### INSTRUCTIONS FOR THE TASK
For each line below that contains the word "principles", make a copy.

[Document transcript data]
=== Section Start ===

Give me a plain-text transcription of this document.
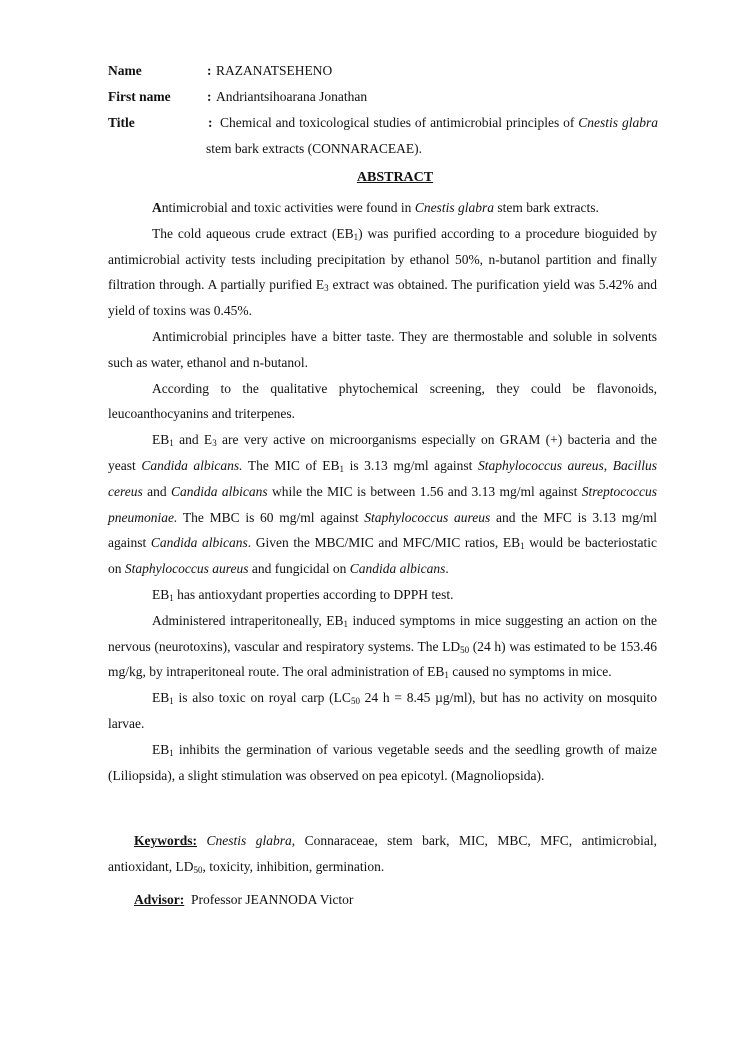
Name	: RAZANATSEHENO
First name	: Andriantsihoarana Jonathan
Title	: Chemical and toxicological studies of antimicrobial principles of Cnestis glabra stem bark extracts (CONNARACEAE).
ABSTRACT

Antimicrobial and toxic activities were found in Cnestis glabra stem bark extracts.

The cold aqueous crude extract $(EB_1)$ was purified according to a procedure bioguided by antimicrobial activity tests including precipitation by ethanol 50%, n-butanol partition and finally filtration through. A partially purified $E_3$ extract was obtained. The purification yield was 5.42% and yield of toxins was 0.45%.

Antimicrobial principles have a bitter taste. They are thermostable and soluble in solvents such as water, ethanol and n-butanol.

According to the qualitative phytochemical screening, they could be flavonoids, leucoanthocyanins and triterpenes.

$EB_1$ and $E_3$ are very active on microorganisms especially on GRAM (+) bacteria and the yeast Candida albicans. The MIC of $EB_1$ is 3.13 mg/ml against Staphylococcus aureus, Bacillus cereus and Candida albicans while the MIC is between 1.56 and 3.13 mg/ml against Streptococcus pneumoniae. The MBC is 60 mg/ml against Staphylococcus aureus and the MFC is 3.13 mg/ml against Candida albicans. Given the MBC/MIC and MFC/MIC ratios, $EB_1$ would be bacteriostatic on Staphylococcus aureus and fungicidal on Candida albicans.

$EB_1$ has antioxydant properties according to DPPH test.

Administered intraperitoneally, $EB_1$ induced symptoms in mice suggesting an action on the nervous (neurotoxins), vascular and respiratory systems. The $LD_{50}$ (24 h) was estimated to be 153.46 mg/kg, by intraperitoneal route. The oral administration of $EB_1$ caused no symptoms in mice.

$EB_1$ is also toxic on royal carp ($LC_{50}$ 24 h = 8.45 µg/ml), but has no activity on mosquito larvae.

$EB_1$ inhibits the germination of various vegetable seeds and the seedling growth of maize (Liliopsida), a slight stimulation was observed on pea epicotyl. (Magnoliopsida).

Keywords: Cnestis glabra, Connaraceae, stem bark, MIC, MBC, MFC, antimicrobial, antioxidant, $LD_{50}$, toxicity, inhibition, germination.

Advisor: Professor JEANNODA Victor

=== Section End ===

### SOLUTION BELOW
Title	: Chemical and toxicological studies of antimicrobial principles of Cnestis glabra stem bark extracts (CONNARACEAE).
Antimicrobial principles have a bitter taste. They are thermostable and soluble in solvents such as water, ethanol and n-butanol.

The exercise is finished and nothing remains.